--- begin ---

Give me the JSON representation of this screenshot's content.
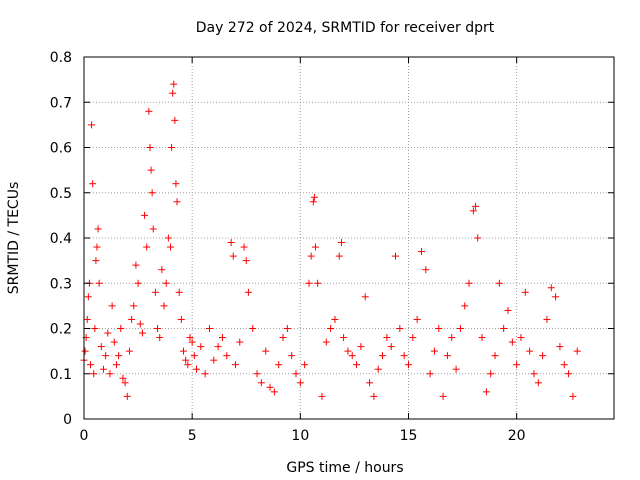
{
  "chart_data": {
    "type": "scatter",
    "title": "Day 272 of 2024, SRMTID for receiver dprt",
    "xlabel": "GPS time / hours",
    "ylabel": "SRMTID / TECUs",
    "xlim": [
      0,
      24.5
    ],
    "ylim": [
      0,
      0.8
    ],
    "xticks": [
      0,
      5,
      10,
      15,
      20
    ],
    "xtick_labels": [
      "0",
      "5",
      "10",
      "15",
      "20"
    ],
    "yticks": [
      0,
      0.1,
      0.2,
      0.3,
      0.4,
      0.5,
      0.6,
      0.7,
      0.8
    ],
    "ytick_labels": [
      "0",
      "0.1",
      "0.2",
      "0.3",
      "0.4",
      "0.5",
      "0.6",
      "0.7",
      "0.8"
    ],
    "grid": true,
    "marker": "+",
    "series": [
      {
        "name": "SRMTID",
        "color": "#ff0000",
        "points": [
          [
            0.0,
            0.13
          ],
          [
            0.05,
            0.15
          ],
          [
            0.1,
            0.18
          ],
          [
            0.15,
            0.22
          ],
          [
            0.2,
            0.27
          ],
          [
            0.25,
            0.3
          ],
          [
            0.3,
            0.12
          ],
          [
            0.35,
            0.65
          ],
          [
            0.4,
            0.52
          ],
          [
            0.45,
            0.1
          ],
          [
            0.5,
            0.2
          ],
          [
            0.55,
            0.35
          ],
          [
            0.6,
            0.38
          ],
          [
            0.65,
            0.42
          ],
          [
            0.7,
            0.3
          ],
          [
            0.8,
            0.16
          ],
          [
            0.9,
            0.11
          ],
          [
            1.0,
            0.14
          ],
          [
            1.1,
            0.19
          ],
          [
            1.2,
            0.1
          ],
          [
            1.3,
            0.25
          ],
          [
            1.4,
            0.17
          ],
          [
            1.5,
            0.12
          ],
          [
            1.6,
            0.14
          ],
          [
            1.7,
            0.2
          ],
          [
            1.8,
            0.09
          ],
          [
            1.9,
            0.08
          ],
          [
            2.0,
            0.05
          ],
          [
            2.1,
            0.15
          ],
          [
            2.2,
            0.22
          ],
          [
            2.3,
            0.25
          ],
          [
            2.4,
            0.34
          ],
          [
            2.5,
            0.3
          ],
          [
            2.6,
            0.21
          ],
          [
            2.7,
            0.19
          ],
          [
            2.8,
            0.45
          ],
          [
            2.9,
            0.38
          ],
          [
            3.0,
            0.68
          ],
          [
            3.05,
            0.6
          ],
          [
            3.1,
            0.55
          ],
          [
            3.15,
            0.5
          ],
          [
            3.2,
            0.42
          ],
          [
            3.3,
            0.28
          ],
          [
            3.4,
            0.2
          ],
          [
            3.5,
            0.18
          ],
          [
            3.6,
            0.33
          ],
          [
            3.7,
            0.25
          ],
          [
            3.8,
            0.3
          ],
          [
            3.9,
            0.4
          ],
          [
            4.0,
            0.38
          ],
          [
            4.05,
            0.6
          ],
          [
            4.1,
            0.72
          ],
          [
            4.15,
            0.74
          ],
          [
            4.2,
            0.66
          ],
          [
            4.25,
            0.52
          ],
          [
            4.3,
            0.48
          ],
          [
            4.4,
            0.28
          ],
          [
            4.5,
            0.22
          ],
          [
            4.6,
            0.15
          ],
          [
            4.7,
            0.13
          ],
          [
            4.8,
            0.12
          ],
          [
            4.9,
            0.18
          ],
          [
            5.0,
            0.17
          ],
          [
            5.1,
            0.14
          ],
          [
            5.2,
            0.11
          ],
          [
            5.4,
            0.16
          ],
          [
            5.6,
            0.1
          ],
          [
            5.8,
            0.2
          ],
          [
            6.0,
            0.13
          ],
          [
            6.2,
            0.16
          ],
          [
            6.4,
            0.18
          ],
          [
            6.6,
            0.14
          ],
          [
            6.8,
            0.39
          ],
          [
            6.9,
            0.36
          ],
          [
            7.0,
            0.12
          ],
          [
            7.2,
            0.17
          ],
          [
            7.4,
            0.38
          ],
          [
            7.5,
            0.35
          ],
          [
            7.6,
            0.28
          ],
          [
            7.8,
            0.2
          ],
          [
            8.0,
            0.1
          ],
          [
            8.2,
            0.08
          ],
          [
            8.4,
            0.15
          ],
          [
            8.6,
            0.07
          ],
          [
            8.8,
            0.06
          ],
          [
            9.0,
            0.12
          ],
          [
            9.2,
            0.18
          ],
          [
            9.4,
            0.2
          ],
          [
            9.6,
            0.14
          ],
          [
            9.8,
            0.1
          ],
          [
            10.0,
            0.08
          ],
          [
            10.2,
            0.12
          ],
          [
            10.4,
            0.3
          ],
          [
            10.5,
            0.36
          ],
          [
            10.6,
            0.48
          ],
          [
            10.65,
            0.49
          ],
          [
            10.7,
            0.38
          ],
          [
            10.8,
            0.3
          ],
          [
            11.0,
            0.05
          ],
          [
            11.2,
            0.17
          ],
          [
            11.4,
            0.2
          ],
          [
            11.6,
            0.22
          ],
          [
            11.8,
            0.36
          ],
          [
            11.9,
            0.39
          ],
          [
            12.0,
            0.18
          ],
          [
            12.2,
            0.15
          ],
          [
            12.4,
            0.14
          ],
          [
            12.6,
            0.12
          ],
          [
            12.8,
            0.16
          ],
          [
            13.0,
            0.27
          ],
          [
            13.2,
            0.08
          ],
          [
            13.4,
            0.05
          ],
          [
            13.6,
            0.11
          ],
          [
            13.8,
            0.14
          ],
          [
            14.0,
            0.18
          ],
          [
            14.2,
            0.16
          ],
          [
            14.4,
            0.36
          ],
          [
            14.6,
            0.2
          ],
          [
            14.8,
            0.14
          ],
          [
            15.0,
            0.12
          ],
          [
            15.2,
            0.18
          ],
          [
            15.4,
            0.22
          ],
          [
            15.6,
            0.37
          ],
          [
            15.8,
            0.33
          ],
          [
            16.0,
            0.1
          ],
          [
            16.2,
            0.15
          ],
          [
            16.4,
            0.2
          ],
          [
            16.6,
            0.05
          ],
          [
            16.8,
            0.14
          ],
          [
            17.0,
            0.18
          ],
          [
            17.2,
            0.11
          ],
          [
            17.4,
            0.2
          ],
          [
            17.6,
            0.25
          ],
          [
            17.8,
            0.3
          ],
          [
            18.0,
            0.46
          ],
          [
            18.1,
            0.47
          ],
          [
            18.2,
            0.4
          ],
          [
            18.4,
            0.18
          ],
          [
            18.6,
            0.06
          ],
          [
            18.8,
            0.1
          ],
          [
            19.0,
            0.14
          ],
          [
            19.2,
            0.3
          ],
          [
            19.4,
            0.2
          ],
          [
            19.6,
            0.24
          ],
          [
            19.8,
            0.17
          ],
          [
            20.0,
            0.12
          ],
          [
            20.2,
            0.18
          ],
          [
            20.4,
            0.28
          ],
          [
            20.6,
            0.15
          ],
          [
            20.8,
            0.1
          ],
          [
            21.0,
            0.08
          ],
          [
            21.2,
            0.14
          ],
          [
            21.4,
            0.22
          ],
          [
            21.6,
            0.29
          ],
          [
            21.8,
            0.27
          ],
          [
            22.0,
            0.16
          ],
          [
            22.2,
            0.12
          ],
          [
            22.4,
            0.1
          ],
          [
            22.6,
            0.05
          ],
          [
            22.8,
            0.15
          ]
        ]
      }
    ]
  }
}
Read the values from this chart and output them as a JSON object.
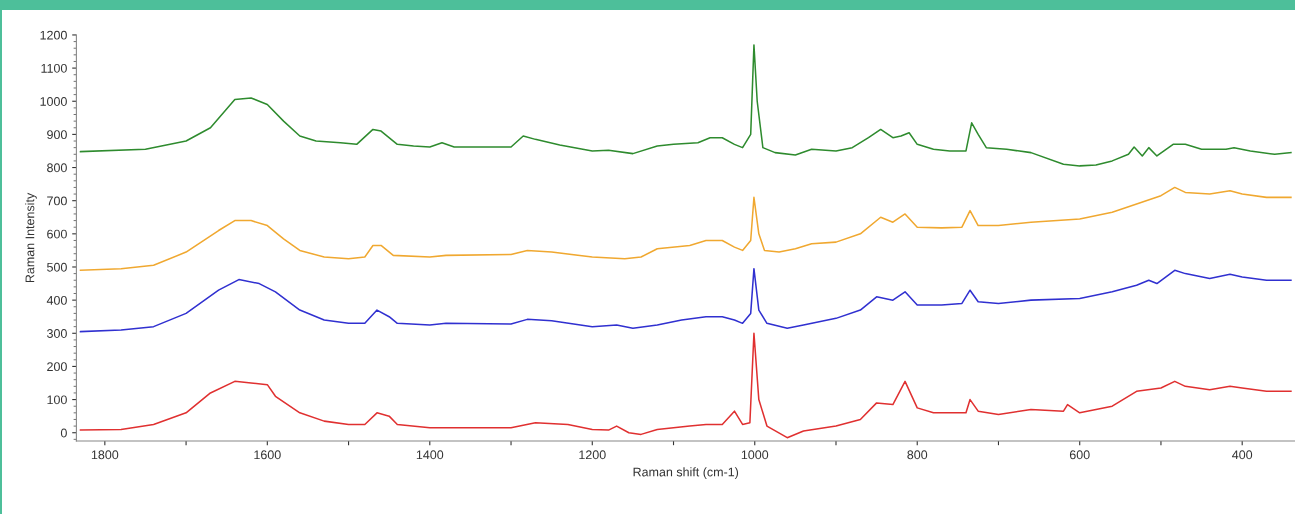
{
  "chart_data": {
    "type": "line",
    "xlabel": "Raman shift (cm-1)",
    "ylabel": "Raman Intensity",
    "xlim": [
      1835,
      335
    ],
    "ylim": [
      -25,
      1200
    ],
    "xticks": [
      1800,
      {
        "value": 1700,
        "label": null
      },
      1600,
      {
        "value": 1500,
        "label": null
      },
      1400,
      {
        "value": 1300,
        "label": null
      },
      1200,
      {
        "value": 1100,
        "label": null
      },
      1000,
      {
        "value": 900,
        "label": null
      },
      800,
      {
        "value": 700,
        "label": null
      },
      600,
      {
        "value": 500,
        "label": null
      },
      400
    ],
    "yticks": [
      0,
      100,
      200,
      300,
      400,
      500,
      600,
      700,
      800,
      900,
      1000,
      1100,
      1200
    ],
    "grid": false,
    "legend": false,
    "marker": "none",
    "line_style": "solid",
    "x": [
      1830,
      1750,
      1700,
      1670,
      1640,
      1620,
      1600,
      1580,
      1560,
      1540,
      1510,
      1490,
      1470,
      1460,
      1440,
      1420,
      1400,
      1385,
      1370,
      1300,
      1285,
      1270,
      1240,
      1200,
      1180,
      1150,
      1120,
      1100,
      1070,
      1055,
      1040,
      1025,
      1015,
      1005,
      1001,
      997,
      990,
      975,
      950,
      930,
      900,
      880,
      860,
      845,
      830,
      820,
      810,
      800,
      780,
      760,
      740,
      733,
      725,
      715,
      690,
      660,
      620,
      600,
      580,
      560,
      540,
      533,
      523,
      515,
      505,
      485,
      470,
      450,
      420,
      410,
      390,
      360,
      340
    ],
    "series": [
      {
        "color": "#2e8b2e",
        "values": [
          848,
          855,
          880,
          920,
          1005,
          1010,
          990,
          940,
          895,
          880,
          875,
          870,
          915,
          910,
          870,
          865,
          862,
          875,
          862,
          862,
          895,
          885,
          868,
          850,
          852,
          842,
          865,
          870,
          875,
          890,
          890,
          870,
          860,
          900,
          1170,
          1000,
          860,
          845,
          838,
          855,
          850,
          860,
          890,
          915,
          890,
          895,
          905,
          870,
          855,
          850,
          850,
          935,
          900,
          860,
          855,
          845,
          810,
          805,
          808,
          820,
          840,
          862,
          835,
          860,
          835,
          870,
          870,
          855,
          855,
          860,
          850,
          840,
          845
        ]
      },
      {
        "color": "#f0a830",
        "x": [
          1830,
          1780,
          1740,
          1700,
          1660,
          1640,
          1620,
          1600,
          1580,
          1560,
          1530,
          1500,
          1480,
          1470,
          1460,
          1445,
          1400,
          1380,
          1300,
          1280,
          1250,
          1200,
          1160,
          1140,
          1120,
          1080,
          1060,
          1040,
          1025,
          1015,
          1005,
          1001,
          995,
          988,
          970,
          950,
          930,
          900,
          870,
          845,
          830,
          815,
          800,
          770,
          745,
          735,
          725,
          700,
          660,
          600,
          560,
          530,
          500,
          483,
          470,
          440,
          415,
          400,
          370,
          340
        ],
        "values": [
          490,
          495,
          505,
          545,
          610,
          640,
          640,
          625,
          585,
          550,
          530,
          525,
          530,
          565,
          565,
          535,
          530,
          535,
          538,
          550,
          545,
          530,
          525,
          530,
          555,
          565,
          580,
          580,
          560,
          550,
          580,
          710,
          600,
          550,
          545,
          555,
          570,
          575,
          600,
          650,
          635,
          660,
          620,
          618,
          620,
          670,
          625,
          625,
          635,
          645,
          665,
          690,
          715,
          740,
          725,
          720,
          730,
          720,
          710,
          710
        ]
      },
      {
        "color": "#3030d0",
        "x": [
          1830,
          1780,
          1740,
          1700,
          1660,
          1635,
          1610,
          1590,
          1560,
          1530,
          1500,
          1480,
          1465,
          1450,
          1440,
          1400,
          1380,
          1300,
          1280,
          1250,
          1200,
          1170,
          1150,
          1120,
          1090,
          1060,
          1040,
          1025,
          1015,
          1005,
          1001,
          995,
          985,
          960,
          940,
          900,
          870,
          850,
          830,
          815,
          800,
          770,
          745,
          735,
          725,
          700,
          660,
          600,
          560,
          530,
          515,
          505,
          483,
          470,
          440,
          415,
          400,
          370,
          340
        ],
        "values": [
          305,
          310,
          320,
          360,
          430,
          462,
          450,
          425,
          370,
          340,
          330,
          330,
          370,
          350,
          330,
          325,
          330,
          328,
          342,
          338,
          320,
          325,
          315,
          325,
          340,
          350,
          350,
          340,
          330,
          360,
          495,
          370,
          330,
          315,
          325,
          345,
          370,
          410,
          400,
          425,
          385,
          385,
          390,
          430,
          395,
          390,
          400,
          405,
          425,
          445,
          460,
          450,
          490,
          480,
          465,
          478,
          470,
          460,
          460
        ]
      },
      {
        "color": "#e03030",
        "x": [
          1830,
          1780,
          1740,
          1700,
          1670,
          1640,
          1620,
          1600,
          1590,
          1560,
          1530,
          1500,
          1480,
          1465,
          1450,
          1440,
          1400,
          1300,
          1270,
          1230,
          1200,
          1180,
          1170,
          1155,
          1140,
          1120,
          1080,
          1060,
          1040,
          1025,
          1015,
          1006,
          1001,
          995,
          985,
          960,
          940,
          900,
          870,
          850,
          830,
          815,
          800,
          780,
          740,
          735,
          725,
          700,
          660,
          620,
          615,
          600,
          560,
          530,
          500,
          483,
          470,
          440,
          415,
          400,
          370,
          340
        ],
        "values": [
          8,
          10,
          25,
          60,
          120,
          155,
          150,
          145,
          110,
          60,
          35,
          25,
          25,
          60,
          50,
          25,
          15,
          15,
          30,
          25,
          10,
          8,
          20,
          0,
          -5,
          10,
          20,
          25,
          25,
          65,
          25,
          30,
          300,
          100,
          20,
          -15,
          5,
          20,
          40,
          90,
          85,
          155,
          75,
          60,
          60,
          100,
          65,
          55,
          70,
          65,
          85,
          60,
          80,
          125,
          135,
          155,
          140,
          130,
          140,
          135,
          125,
          125
        ]
      }
    ]
  }
}
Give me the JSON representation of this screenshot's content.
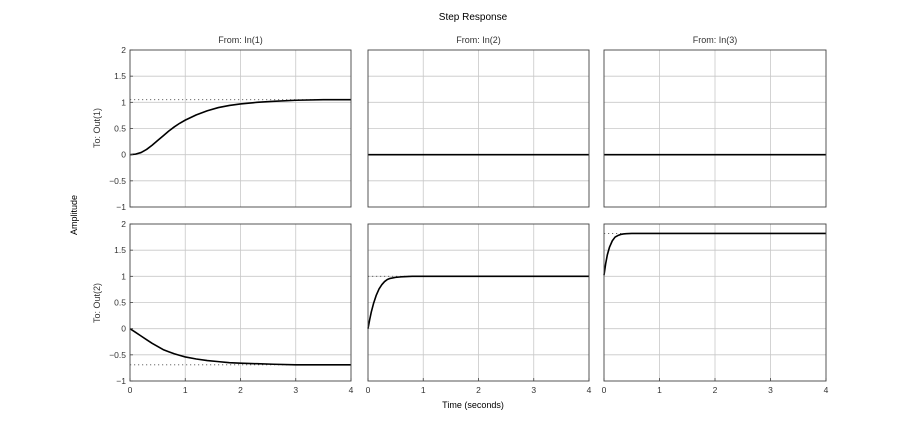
{
  "chart_data": {
    "type": "line",
    "title": "Step Response",
    "xlabel": "Time (seconds)",
    "ylabel": "Amplitude",
    "grid": true,
    "column_titles": [
      "From: In(1)",
      "From: In(2)",
      "From: In(3)"
    ],
    "row_titles": [
      "To: Out(1)",
      "To: Out(2)"
    ],
    "xlim": [
      0,
      4
    ],
    "x_ticks": [
      "0",
      "1",
      "2",
      "3",
      "4"
    ],
    "rows": [
      {
        "ylim": [
          -1,
          2
        ],
        "y_ticks": [
          "2",
          "1.5",
          "1",
          "0.5",
          "0",
          "−0.5",
          "−1"
        ],
        "cells": [
          {
            "steady_state": 1.05,
            "series": [
              {
                "x": [
                  0,
                  0.1,
                  0.2,
                  0.3,
                  0.4,
                  0.5,
                  0.6,
                  0.7,
                  0.8,
                  0.9,
                  1.0,
                  1.2,
                  1.4,
                  1.6,
                  1.8,
                  2.0,
                  2.3,
                  2.6,
                  3.0,
                  3.5,
                  4.0
                ],
                "y": [
                  0,
                  0.01,
                  0.04,
                  0.1,
                  0.18,
                  0.27,
                  0.36,
                  0.45,
                  0.53,
                  0.6,
                  0.66,
                  0.76,
                  0.84,
                  0.9,
                  0.94,
                  0.97,
                  1.0,
                  1.02,
                  1.04,
                  1.05,
                  1.05
                ]
              }
            ]
          },
          {
            "steady_state": null,
            "series": [
              {
                "x": [
                  0,
                  4
                ],
                "y": [
                  0,
                  0
                ]
              }
            ]
          },
          {
            "steady_state": null,
            "series": [
              {
                "x": [
                  0,
                  4
                ],
                "y": [
                  0,
                  0
                ]
              }
            ]
          }
        ]
      },
      {
        "ylim": [
          -1,
          2
        ],
        "y_ticks": [
          "2",
          "1.5",
          "1",
          "0.5",
          "0",
          "−0.5",
          "−1"
        ],
        "cells": [
          {
            "steady_state": -0.69,
            "series": [
              {
                "x": [
                  0,
                  0.1,
                  0.2,
                  0.3,
                  0.4,
                  0.5,
                  0.6,
                  0.7,
                  0.8,
                  0.9,
                  1.0,
                  1.2,
                  1.4,
                  1.6,
                  1.8,
                  2.0,
                  2.3,
                  2.6,
                  3.0,
                  3.5,
                  4.0
                ],
                "y": [
                  0,
                  -0.07,
                  -0.14,
                  -0.21,
                  -0.28,
                  -0.34,
                  -0.4,
                  -0.44,
                  -0.48,
                  -0.51,
                  -0.54,
                  -0.58,
                  -0.61,
                  -0.63,
                  -0.65,
                  -0.66,
                  -0.67,
                  -0.68,
                  -0.69,
                  -0.69,
                  -0.69
                ]
              }
            ]
          },
          {
            "steady_state": 1.0,
            "series": [
              {
                "x": [
                  0,
                  0.03,
                  0.06,
                  0.1,
                  0.15,
                  0.2,
                  0.25,
                  0.3,
                  0.35,
                  0.4,
                  0.5,
                  0.6,
                  0.8,
                  1.0,
                  2.0,
                  3.0,
                  4.0
                ],
                "y": [
                  0,
                  0.17,
                  0.32,
                  0.48,
                  0.64,
                  0.76,
                  0.84,
                  0.9,
                  0.94,
                  0.96,
                  0.98,
                  0.99,
                  1.0,
                  1.0,
                  1.0,
                  1.0,
                  1.0
                ]
              }
            ]
          },
          {
            "steady_state": 1.82,
            "series": [
              {
                "x": [
                  0,
                  0.03,
                  0.06,
                  0.1,
                  0.15,
                  0.2,
                  0.25,
                  0.3,
                  0.35,
                  0.4,
                  0.5,
                  0.6,
                  0.8,
                  1.0,
                  2.0,
                  3.0,
                  4.0
                ],
                "y": [
                  1.02,
                  1.24,
                  1.41,
                  1.56,
                  1.68,
                  1.75,
                  1.78,
                  1.8,
                  1.81,
                  1.815,
                  1.82,
                  1.82,
                  1.82,
                  1.82,
                  1.82,
                  1.82,
                  1.82
                ]
              }
            ]
          }
        ]
      }
    ]
  }
}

--- end ---

TO BE DONE: State how many lines in the records above contain the word "xlabel", and give only that number.

THE COMPLETED TASK: 3